» **CHALLENGE**: Show each line from the listing that includes the word "Valid".

» **EXERCISE INPUT**:
** Begin **

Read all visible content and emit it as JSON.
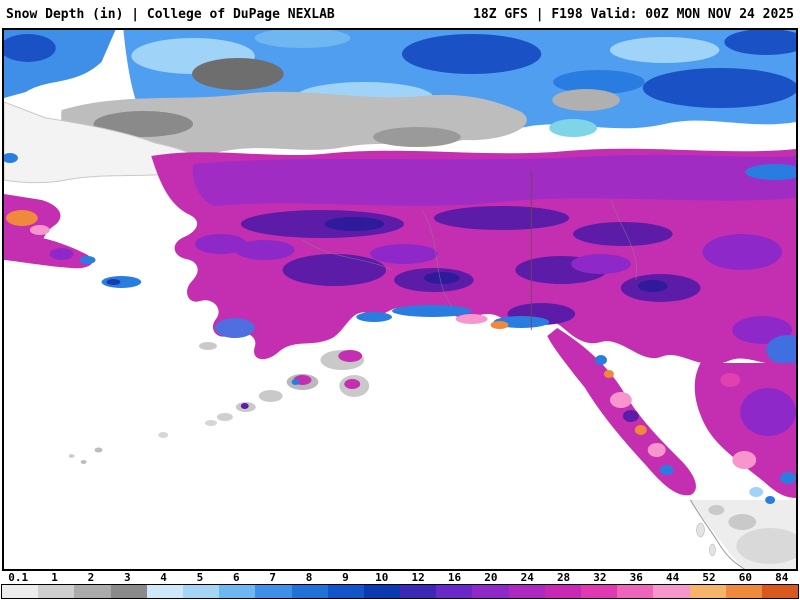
{
  "header": {
    "left_text": "Snow Depth (in) | College of DuPage NEXLAB",
    "product": "Snow Depth (in)",
    "source": "College of DuPage NEXLAB",
    "right_text": "18Z GFS | F198 Valid: 00Z MON NOV 24 2025",
    "model_run": "18Z GFS",
    "forecast_hour": "F198",
    "valid_time": "Valid: 00Z MON NOV 24 2025"
  },
  "map": {
    "ocean_color": "#ffffff",
    "border_color": "#000000",
    "dominant_high_snow_color": "#c32fb0",
    "dominant_mid_snow_color": "#8f28c8"
  },
  "legend": {
    "units": "in",
    "stops": [
      {
        "label": "0.1",
        "color": "#ececec"
      },
      {
        "label": "1",
        "color": "#cfcfcf"
      },
      {
        "label": "2",
        "color": "#ababab"
      },
      {
        "label": "3",
        "color": "#8a8a8a"
      },
      {
        "label": "4",
        "color": "#cde8fa"
      },
      {
        "label": "5",
        "color": "#a5d5f5"
      },
      {
        "label": "6",
        "color": "#6fb7f0"
      },
      {
        "label": "7",
        "color": "#3f8fe8"
      },
      {
        "label": "8",
        "color": "#2072d8"
      },
      {
        "label": "9",
        "color": "#1155c8"
      },
      {
        "label": "10",
        "color": "#0a3ab0"
      },
      {
        "label": "12",
        "color": "#3c28b4"
      },
      {
        "label": "16",
        "color": "#6a28c8"
      },
      {
        "label": "20",
        "color": "#8f28c8"
      },
      {
        "label": "24",
        "color": "#ad28be"
      },
      {
        "label": "28",
        "color": "#c828b4"
      },
      {
        "label": "32",
        "color": "#e038b0"
      },
      {
        "label": "36",
        "color": "#ef64bb"
      },
      {
        "label": "44",
        "color": "#f795cd"
      },
      {
        "label": "52",
        "color": "#f6b46a"
      },
      {
        "label": "60",
        "color": "#ef8a3c"
      },
      {
        "label": "84",
        "color": "#d8581e"
      }
    ]
  }
}
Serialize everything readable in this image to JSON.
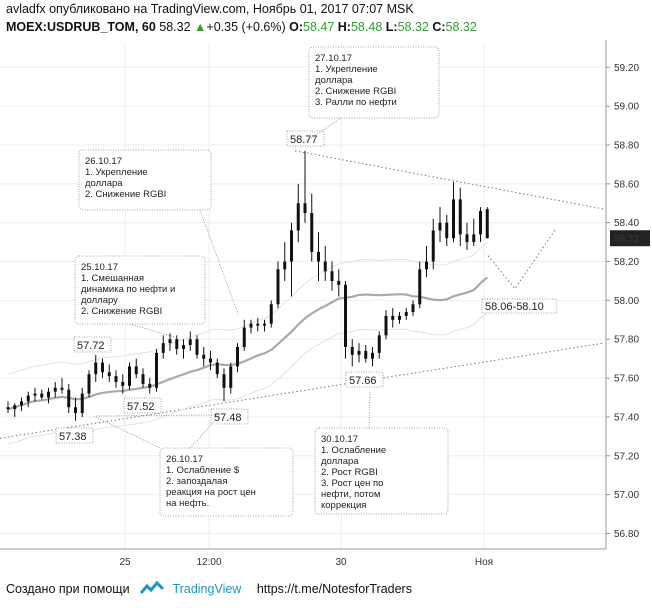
{
  "header": {
    "author": "avladfx",
    "published_text": "опубликовано на TradingView.com, Ноябрь 01, 2017 07:07 MSK",
    "symbol": "MOEX:USDRUB_TOM, 60",
    "last": "58.32",
    "arrow": "▲",
    "change": "+0.35 (+0.6%)",
    "o_label": "O:",
    "o_value": "58.47",
    "h_label": "H:",
    "h_value": "58.48",
    "l_label": "L:",
    "l_value": "58.32",
    "c_label": "C:",
    "c_value": "58.32"
  },
  "footer": {
    "created_with": "Создано при помощи",
    "brand": "TradingView",
    "link": "https://t.me/NotesforTraders"
  },
  "chart_data": {
    "type": "candlestick",
    "title": "",
    "ylim": [
      56.72,
      59.32
    ],
    "y_ticks": [
      "59.20",
      "59.00",
      "58.80",
      "58.60",
      "58.40",
      "58.20",
      "58.00",
      "57.80",
      "57.60",
      "57.40",
      "57.20",
      "57.00",
      "56.80"
    ],
    "x_ticks": [
      "25",
      "12:00",
      "30",
      "Ноя"
    ],
    "current_price_label": "58.32",
    "bars": [
      [
        57.45,
        57.48,
        57.42,
        57.44
      ],
      [
        57.44,
        57.47,
        57.4,
        57.46
      ],
      [
        57.46,
        57.5,
        57.43,
        57.48
      ],
      [
        57.48,
        57.53,
        57.45,
        57.51
      ],
      [
        57.51,
        57.55,
        57.48,
        57.52
      ],
      [
        57.52,
        57.54,
        57.49,
        57.5
      ],
      [
        57.5,
        57.55,
        57.47,
        57.53
      ],
      [
        57.53,
        57.58,
        57.5,
        57.55
      ],
      [
        57.55,
        57.6,
        57.52,
        57.54
      ],
      [
        57.54,
        57.57,
        57.42,
        57.45
      ],
      [
        57.45,
        57.5,
        57.38,
        57.42
      ],
      [
        57.42,
        57.55,
        57.4,
        57.52
      ],
      [
        57.52,
        57.64,
        57.5,
        57.62
      ],
      [
        57.62,
        57.72,
        57.58,
        57.68
      ],
      [
        57.68,
        57.7,
        57.6,
        57.63
      ],
      [
        57.63,
        57.67,
        57.58,
        57.61
      ],
      [
        57.61,
        57.64,
        57.55,
        57.58
      ],
      [
        57.58,
        57.62,
        57.52,
        57.56
      ],
      [
        57.56,
        57.68,
        57.54,
        57.66
      ],
      [
        57.66,
        57.7,
        57.6,
        57.62
      ],
      [
        57.62,
        57.65,
        57.55,
        57.57
      ],
      [
        57.57,
        57.6,
        57.52,
        57.55
      ],
      [
        57.55,
        57.75,
        57.53,
        57.73
      ],
      [
        57.73,
        57.82,
        57.7,
        57.78
      ],
      [
        57.78,
        57.83,
        57.74,
        57.8
      ],
      [
        57.8,
        57.82,
        57.72,
        57.75
      ],
      [
        57.75,
        57.8,
        57.7,
        57.77
      ],
      [
        57.77,
        57.84,
        57.74,
        57.8
      ],
      [
        57.8,
        57.82,
        57.7,
        57.72
      ],
      [
        57.72,
        57.76,
        57.66,
        57.7
      ],
      [
        57.7,
        57.74,
        57.64,
        57.68
      ],
      [
        57.68,
        57.7,
        57.6,
        57.62
      ],
      [
        57.62,
        57.65,
        57.48,
        57.55
      ],
      [
        57.55,
        57.68,
        57.52,
        57.66
      ],
      [
        57.66,
        57.78,
        57.63,
        57.76
      ],
      [
        57.76,
        57.9,
        57.74,
        57.86
      ],
      [
        57.86,
        57.9,
        57.83,
        57.88
      ],
      [
        57.88,
        57.91,
        57.84,
        57.87
      ],
      [
        57.87,
        57.9,
        57.84,
        57.88
      ],
      [
        57.88,
        58.0,
        57.86,
        57.98
      ],
      [
        57.98,
        58.2,
        57.96,
        58.16
      ],
      [
        58.16,
        58.3,
        58.1,
        58.2
      ],
      [
        58.2,
        58.4,
        58.02,
        58.36
      ],
      [
        58.36,
        58.6,
        58.3,
        58.5
      ],
      [
        58.5,
        58.77,
        58.4,
        58.45
      ],
      [
        58.45,
        58.55,
        58.2,
        58.25
      ],
      [
        58.25,
        58.35,
        58.1,
        58.2
      ],
      [
        58.2,
        58.28,
        58.1,
        58.15
      ],
      [
        58.15,
        58.2,
        58.05,
        58.1
      ],
      [
        58.1,
        58.16,
        58.02,
        58.08
      ],
      [
        58.08,
        58.1,
        57.7,
        57.76
      ],
      [
        57.76,
        57.8,
        57.66,
        57.72
      ],
      [
        57.72,
        57.78,
        57.68,
        57.74
      ],
      [
        57.74,
        57.77,
        57.68,
        57.7
      ],
      [
        57.7,
        57.76,
        57.66,
        57.73
      ],
      [
        57.73,
        57.84,
        57.7,
        57.82
      ],
      [
        57.82,
        57.95,
        57.8,
        57.92
      ],
      [
        57.92,
        57.96,
        57.86,
        57.9
      ],
      [
        57.9,
        57.94,
        57.88,
        57.92
      ],
      [
        57.92,
        57.96,
        57.9,
        57.94
      ],
      [
        57.94,
        58.0,
        57.92,
        57.98
      ],
      [
        57.98,
        58.2,
        57.96,
        58.16
      ],
      [
        58.16,
        58.28,
        58.12,
        58.2
      ],
      [
        58.2,
        58.42,
        58.16,
        58.36
      ],
      [
        58.36,
        58.48,
        58.3,
        58.4
      ],
      [
        58.4,
        58.44,
        58.28,
        58.32
      ],
      [
        58.32,
        58.61,
        58.3,
        58.52
      ],
      [
        58.52,
        58.58,
        58.28,
        58.34
      ],
      [
        58.34,
        58.4,
        58.26,
        58.3
      ],
      [
        58.3,
        58.42,
        58.28,
        58.34
      ],
      [
        58.34,
        58.48,
        58.3,
        58.46
      ],
      [
        58.47,
        58.48,
        58.32,
        58.32
      ]
    ],
    "price_labels": [
      "58.77",
      "57.72",
      "57.52",
      "57.38",
      "57.48",
      "57.66"
    ],
    "range_label": "58.06-58.10",
    "annotations": [
      {
        "lines": [
          "27.10.17",
          "1. Укрепление",
          "доллара",
          "2. Снижение RGBI",
          "3. Ралли по нефти"
        ]
      },
      {
        "lines": [
          "26.10.17",
          "1. Укрепление",
          "доллара",
          "2. Снижение RGBI"
        ]
      },
      {
        "lines": [
          "25.10.17",
          "1. Смешанная",
          "динамика по нефти и",
          "доллару",
          "2. Снижение RGBI"
        ]
      },
      {
        "lines": [
          "26.10.17",
          "1. Ослабление $",
          "2. запоздалая",
          "реакция на рост цен",
          "на нефть."
        ]
      },
      {
        "lines": [
          "30.10.17",
          "1. Ослабление",
          "доллара",
          "2. Рост RGBI",
          "3. Рост цен по",
          "нефти, потом",
          "коррекция"
        ]
      }
    ]
  }
}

** End **

» **FINISHED EXERCISE**:
    "right_text": "18Z GFS | F198 Valid: 00Z MON NOV 24 2025",
    "valid_time": "Valid: 00Z MON NOV 24 2025"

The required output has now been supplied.